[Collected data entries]

:::::

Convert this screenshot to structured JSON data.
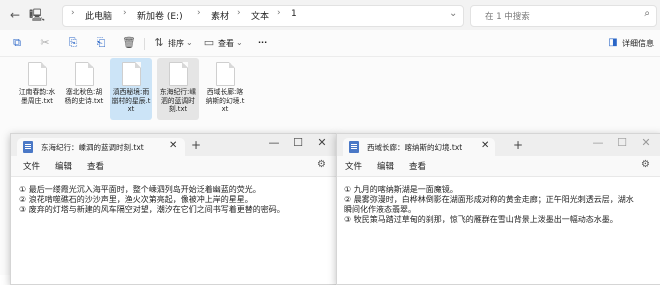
{
  "explorer": {
    "address": {
      "crumbs": [
        "此电脑",
        "新加卷 (E:)",
        "素材",
        "文本",
        "1"
      ],
      "separator": "›"
    },
    "search": {
      "placeholder": "在 1 中搜索"
    },
    "nav_icons": [
      "back-icon",
      "computer-icon"
    ],
    "commands": {
      "sort_label": "排序",
      "view_label": "查看",
      "more_label": "···",
      "details_label": "详细信息"
    },
    "files": [
      {
        "name": "江南春韵:水墨周庄.txt",
        "state": "normal"
      },
      {
        "name": "塞北秋色:胡杨的史诗.txt",
        "state": "normal"
      },
      {
        "name": "滇西秘境:雨崩村的星辰.txt",
        "state": "selected"
      },
      {
        "name": "东海纪行:嵊泗的蓝调时刻.txt",
        "state": "hover"
      },
      {
        "name": "西域长廊:喀纳斯的幻境.txt",
        "state": "normal"
      }
    ]
  },
  "notepad_left": {
    "tab_title": "东海纪行：嵊泗的蓝调时刻.txt",
    "menus": [
      "文件",
      "编辑",
      "查看"
    ],
    "lines": [
      "① 最后一缕霞光沉入海平面时，整个嵊泗列岛开始泛着幽蓝的荧光。",
      "② 浪花啃噬礁石的沙沙声里，渔火次第亮起，像被冲上岸的星星。",
      "③ 废弃的灯塔与新建的风车隔空对望，潮汐在它们之间书写着更替的密码。"
    ]
  },
  "notepad_right": {
    "tab_title": "西域长廊：喀纳斯的幻境.txt",
    "menus": [
      "文件",
      "编辑",
      "查看"
    ],
    "lines": [
      "① 九月的喀纳斯湖是一面魔镜。",
      "② 晨雾弥漫时，白桦林倒影在湖面形成对称的黄金走廊；正午阳光刺透云层，湖水",
      "瞬间化作液态翡翠。",
      "③ 牧民策马踏过草甸的刹那，惊飞的雁群在雪山背景上泼墨出一幅动态水墨。"
    ]
  },
  "window_controls": {
    "minimize": "—",
    "maximize": "☐",
    "close": "✕",
    "tab_close": "✕",
    "new_tab": "+"
  }
}
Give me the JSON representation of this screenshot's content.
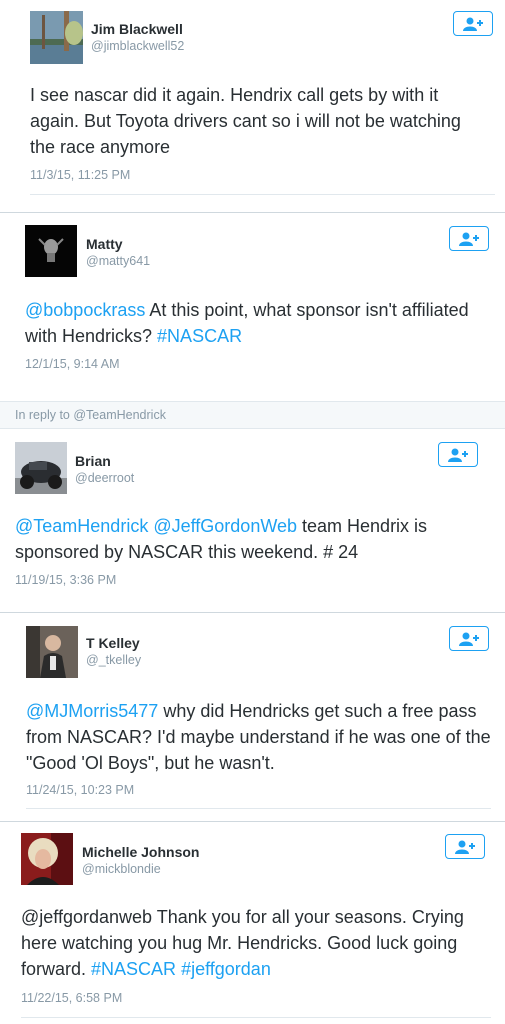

:::::

● JOB
Transcribe the complete set of entries verbatim. No pictures belong in the copy.

● EXERCISE SOLUTION
Convert this screenshot to structured JSON data.
{
  "explorer": {
    "address": {
      "crumbs": [
        "此电脑",
        "新加卷 (E:)",
        "素材",
        "文本",
        "1"
      ],
      "separator": "›"
    },
    "search": {
      "placeholder": "在 1 中搜索"
    },
    "nav_icons": [
      "back-icon",
      "computer-icon"
    ],
    "commands": {
      "sort_label": "排序",
      "view_label": "查看",
      "more_label": "···",
      "details_label": "详细信息"
    },
    "files": [
      {
        "name": "江南春韵:水墨周庄.txt",
        "state": "normal"
      },
      {
        "name": "塞北秋色:胡杨的史诗.txt",
        "state": "normal"
      },
      {
        "name": "滇西秘境:雨崩村的星辰.txt",
        "state": "selected"
      },
      {
        "name": "东海纪行:嵊泗的蓝调时刻.txt",
        "state": "hover"
      },
      {
        "name": "西域长廊:喀纳斯的幻境.txt",
        "state": "normal"
      }
    ]
  },
  "notepad_left": {
    "tab_title": "东海纪行：嵊泗的蓝调时刻.txt",
    "menus": [
      "文件",
      "编辑",
      "查看"
    ],
    "lines": [
      "① 最后一缕霞光沉入海平面时，整个嵊泗列岛开始泛着幽蓝的荧光。",
      "② 浪花啃噬礁石的沙沙声里，渔火次第亮起，像被冲上岸的星星。",
      "③ 废弃的灯塔与新建的风车隔空对望，潮汐在它们之间书写着更替的密码。"
    ]
  },
  "notepad_right": {
    "tab_title": "西域长廊：喀纳斯的幻境.txt",
    "menus": [
      "文件",
      "编辑",
      "查看"
    ],
    "lines": [
      "① 九月的喀纳斯湖是一面魔镜。",
      "② 晨雾弥漫时，白桦林倒影在湖面形成对称的黄金走廊；正午阳光刺透云层，湖水",
      "瞬间化作液态翡翠。",
      "③ 牧民策马踏过草甸的刹那，惊飞的雁群在雪山背景上泼墨出一幅动态水墨。"
    ]
  },
  "window_controls": {
    "minimize": "—",
    "maximize": "☐",
    "close": "✕",
    "tab_close": "✕",
    "new_tab": "+"
  }
}
Give me the JSON representation of this screenshot's content.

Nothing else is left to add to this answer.